▸ **Short problem**
Report back each line of the records that contains the string "odotukset".

▸ **Data to process**
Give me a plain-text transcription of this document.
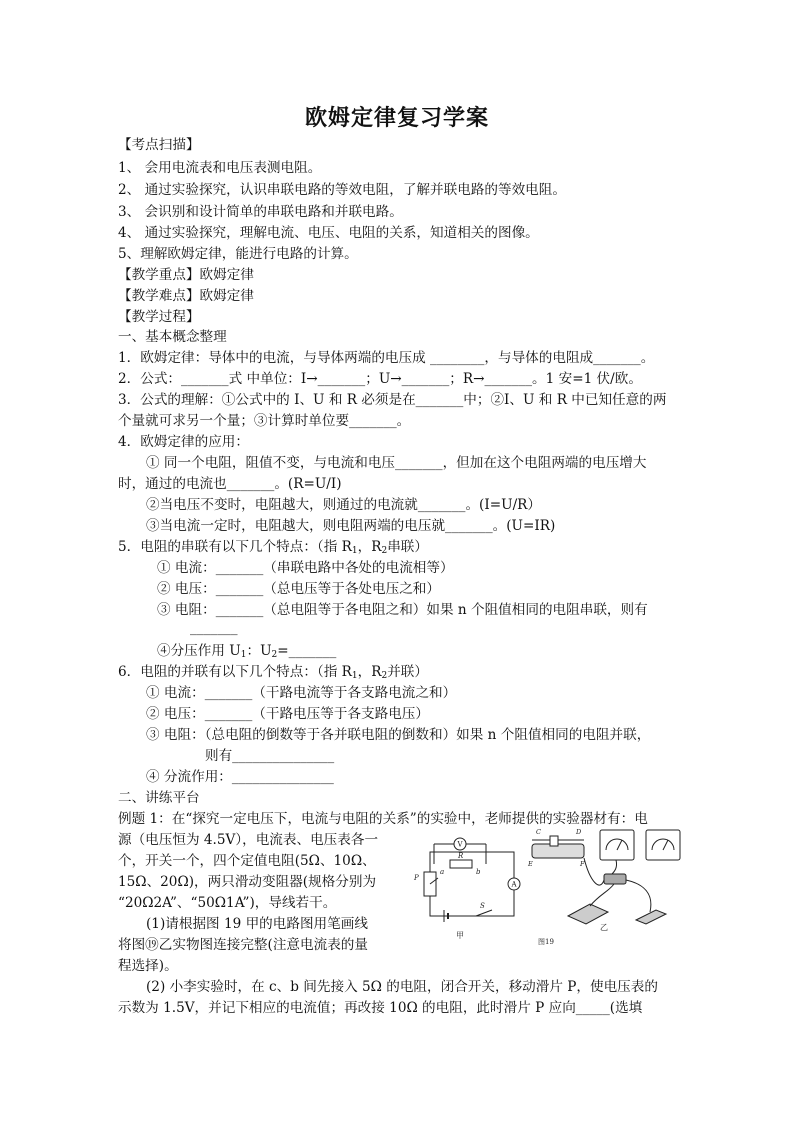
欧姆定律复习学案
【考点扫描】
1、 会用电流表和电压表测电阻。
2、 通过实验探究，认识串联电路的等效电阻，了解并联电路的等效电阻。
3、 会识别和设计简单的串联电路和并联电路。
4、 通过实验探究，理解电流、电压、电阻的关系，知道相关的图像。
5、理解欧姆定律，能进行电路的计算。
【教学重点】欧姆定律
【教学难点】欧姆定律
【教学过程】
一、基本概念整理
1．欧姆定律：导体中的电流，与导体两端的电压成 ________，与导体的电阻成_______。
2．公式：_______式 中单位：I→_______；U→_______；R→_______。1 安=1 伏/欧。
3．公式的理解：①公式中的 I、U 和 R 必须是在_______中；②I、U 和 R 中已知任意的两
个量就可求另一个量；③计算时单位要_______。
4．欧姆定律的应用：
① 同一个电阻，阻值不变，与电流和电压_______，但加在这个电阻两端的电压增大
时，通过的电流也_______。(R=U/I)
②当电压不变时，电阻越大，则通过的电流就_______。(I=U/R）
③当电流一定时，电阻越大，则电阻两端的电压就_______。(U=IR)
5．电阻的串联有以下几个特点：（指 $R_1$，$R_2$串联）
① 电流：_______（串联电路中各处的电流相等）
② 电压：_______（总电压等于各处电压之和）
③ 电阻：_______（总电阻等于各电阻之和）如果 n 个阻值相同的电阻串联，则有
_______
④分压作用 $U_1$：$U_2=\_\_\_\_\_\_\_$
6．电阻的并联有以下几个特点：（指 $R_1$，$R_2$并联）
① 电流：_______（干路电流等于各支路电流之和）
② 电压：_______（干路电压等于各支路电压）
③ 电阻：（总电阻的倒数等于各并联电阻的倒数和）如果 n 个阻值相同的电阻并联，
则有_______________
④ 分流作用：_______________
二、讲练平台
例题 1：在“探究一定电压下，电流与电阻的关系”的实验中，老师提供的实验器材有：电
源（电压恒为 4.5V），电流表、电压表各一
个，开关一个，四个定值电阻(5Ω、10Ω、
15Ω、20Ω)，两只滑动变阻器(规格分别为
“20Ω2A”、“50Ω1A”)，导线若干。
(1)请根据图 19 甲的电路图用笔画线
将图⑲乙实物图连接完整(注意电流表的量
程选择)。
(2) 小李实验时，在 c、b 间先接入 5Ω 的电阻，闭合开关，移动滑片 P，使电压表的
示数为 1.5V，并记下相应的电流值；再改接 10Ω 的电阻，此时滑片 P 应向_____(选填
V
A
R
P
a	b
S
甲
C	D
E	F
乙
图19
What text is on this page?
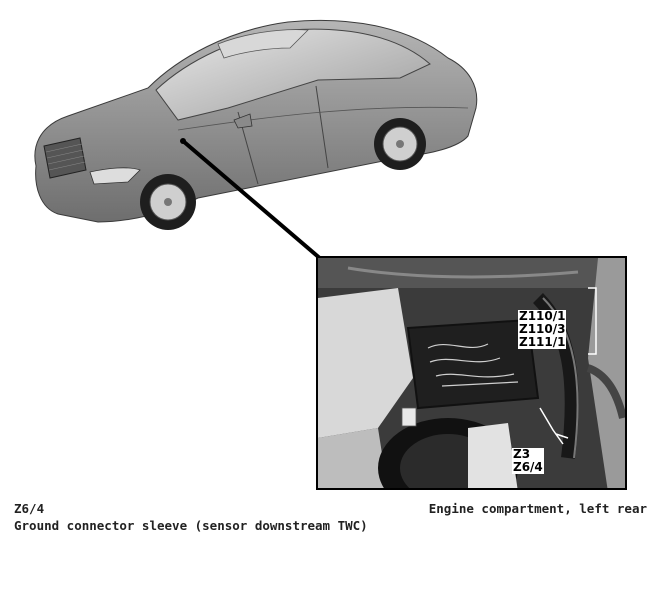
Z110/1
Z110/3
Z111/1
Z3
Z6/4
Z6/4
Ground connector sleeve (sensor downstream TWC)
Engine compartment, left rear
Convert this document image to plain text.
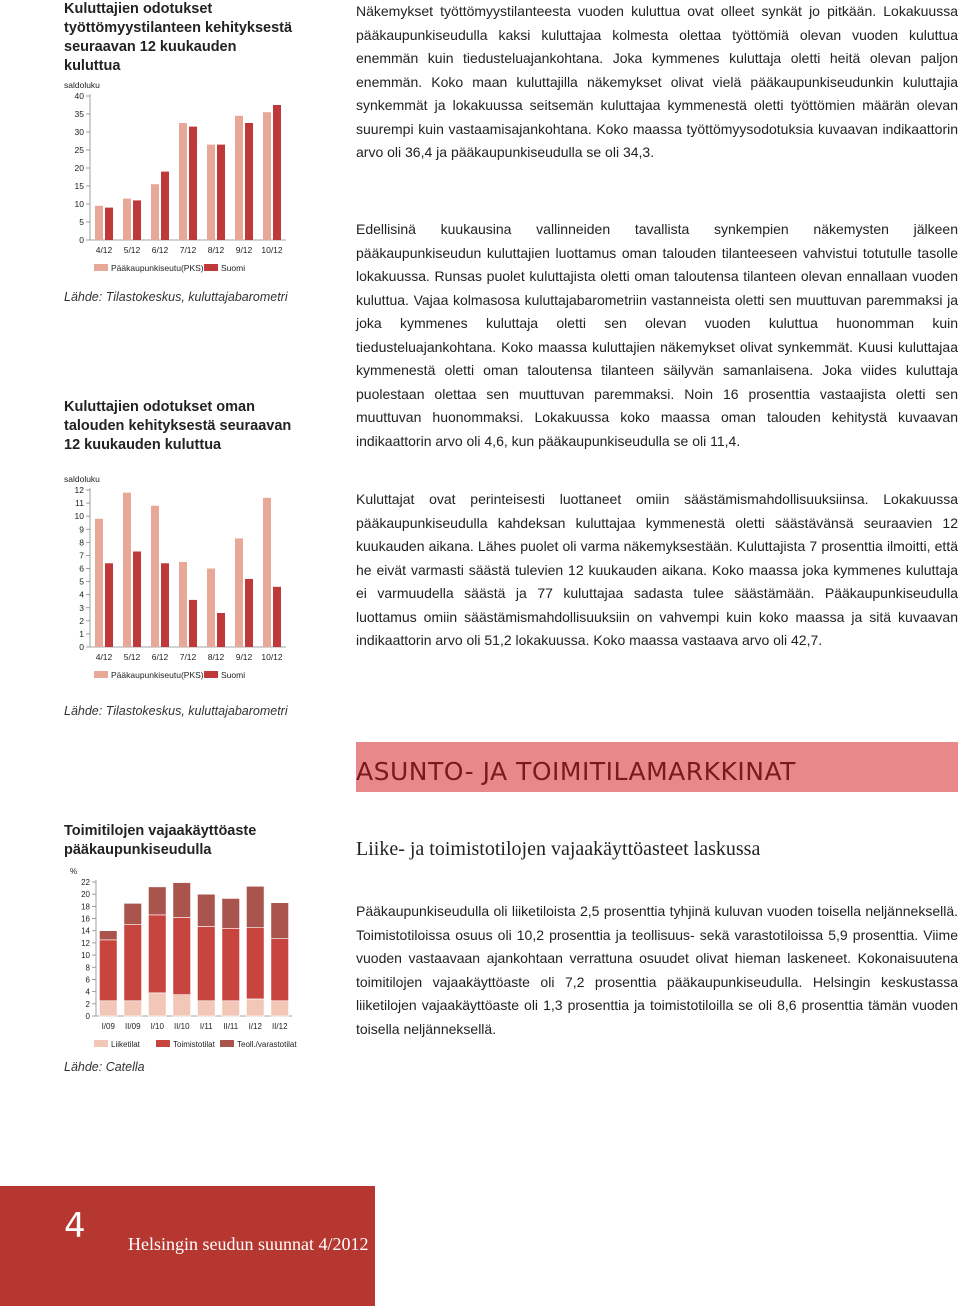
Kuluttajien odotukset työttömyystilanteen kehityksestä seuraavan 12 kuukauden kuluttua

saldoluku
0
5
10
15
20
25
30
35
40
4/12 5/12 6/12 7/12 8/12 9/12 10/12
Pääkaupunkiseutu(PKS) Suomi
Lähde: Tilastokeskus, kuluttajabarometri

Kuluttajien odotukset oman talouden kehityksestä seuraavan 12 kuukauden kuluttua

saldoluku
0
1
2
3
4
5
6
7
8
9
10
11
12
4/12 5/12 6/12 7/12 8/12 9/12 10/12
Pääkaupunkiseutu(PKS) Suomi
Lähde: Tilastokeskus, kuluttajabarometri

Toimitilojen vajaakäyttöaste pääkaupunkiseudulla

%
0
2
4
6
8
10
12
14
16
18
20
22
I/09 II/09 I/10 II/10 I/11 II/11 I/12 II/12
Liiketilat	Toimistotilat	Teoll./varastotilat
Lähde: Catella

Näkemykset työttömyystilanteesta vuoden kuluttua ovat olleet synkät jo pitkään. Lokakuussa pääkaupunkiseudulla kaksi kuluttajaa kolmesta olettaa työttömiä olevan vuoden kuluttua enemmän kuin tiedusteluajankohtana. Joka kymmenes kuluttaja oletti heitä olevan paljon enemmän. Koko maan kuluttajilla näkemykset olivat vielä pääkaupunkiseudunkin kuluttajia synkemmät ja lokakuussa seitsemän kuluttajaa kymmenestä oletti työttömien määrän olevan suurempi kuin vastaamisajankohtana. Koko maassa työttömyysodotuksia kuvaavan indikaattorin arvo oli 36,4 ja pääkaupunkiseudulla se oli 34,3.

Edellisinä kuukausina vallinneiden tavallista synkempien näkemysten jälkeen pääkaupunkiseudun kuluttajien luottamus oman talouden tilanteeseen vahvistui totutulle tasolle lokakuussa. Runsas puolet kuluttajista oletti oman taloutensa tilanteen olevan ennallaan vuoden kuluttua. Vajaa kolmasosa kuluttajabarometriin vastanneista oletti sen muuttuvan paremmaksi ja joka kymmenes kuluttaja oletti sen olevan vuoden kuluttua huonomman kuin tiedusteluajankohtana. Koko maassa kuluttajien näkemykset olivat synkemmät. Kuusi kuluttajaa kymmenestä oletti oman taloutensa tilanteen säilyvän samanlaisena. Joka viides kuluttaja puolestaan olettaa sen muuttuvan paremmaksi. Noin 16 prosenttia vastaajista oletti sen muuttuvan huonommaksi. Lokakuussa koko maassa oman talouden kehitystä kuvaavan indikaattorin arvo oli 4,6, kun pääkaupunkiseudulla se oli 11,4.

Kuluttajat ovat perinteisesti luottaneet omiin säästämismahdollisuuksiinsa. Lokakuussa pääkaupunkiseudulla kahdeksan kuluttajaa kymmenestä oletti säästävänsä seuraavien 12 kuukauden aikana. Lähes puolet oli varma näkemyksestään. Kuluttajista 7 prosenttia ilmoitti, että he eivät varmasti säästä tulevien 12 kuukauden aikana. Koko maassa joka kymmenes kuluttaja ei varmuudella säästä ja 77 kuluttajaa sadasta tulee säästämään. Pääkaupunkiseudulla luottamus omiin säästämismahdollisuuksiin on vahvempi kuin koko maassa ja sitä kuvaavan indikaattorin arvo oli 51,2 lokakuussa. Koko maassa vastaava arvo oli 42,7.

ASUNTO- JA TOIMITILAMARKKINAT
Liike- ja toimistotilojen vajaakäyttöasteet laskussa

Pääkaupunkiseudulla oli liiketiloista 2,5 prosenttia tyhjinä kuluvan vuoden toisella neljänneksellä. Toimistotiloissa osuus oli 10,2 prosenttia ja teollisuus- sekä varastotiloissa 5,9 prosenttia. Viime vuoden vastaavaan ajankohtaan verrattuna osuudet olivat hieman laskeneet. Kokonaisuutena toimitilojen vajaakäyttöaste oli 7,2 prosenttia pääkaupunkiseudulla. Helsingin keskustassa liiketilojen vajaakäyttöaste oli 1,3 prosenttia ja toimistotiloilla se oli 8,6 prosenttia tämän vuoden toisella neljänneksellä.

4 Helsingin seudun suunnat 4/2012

▸ **Result of this task**
Kuluttajien odotukset työttömyystilanteen kehityksestä seuraavan 12 kuukauden kuluttua
Kuluttajien odotukset oman talouden kehityksestä seuraavan 12 kuukauden kuluttua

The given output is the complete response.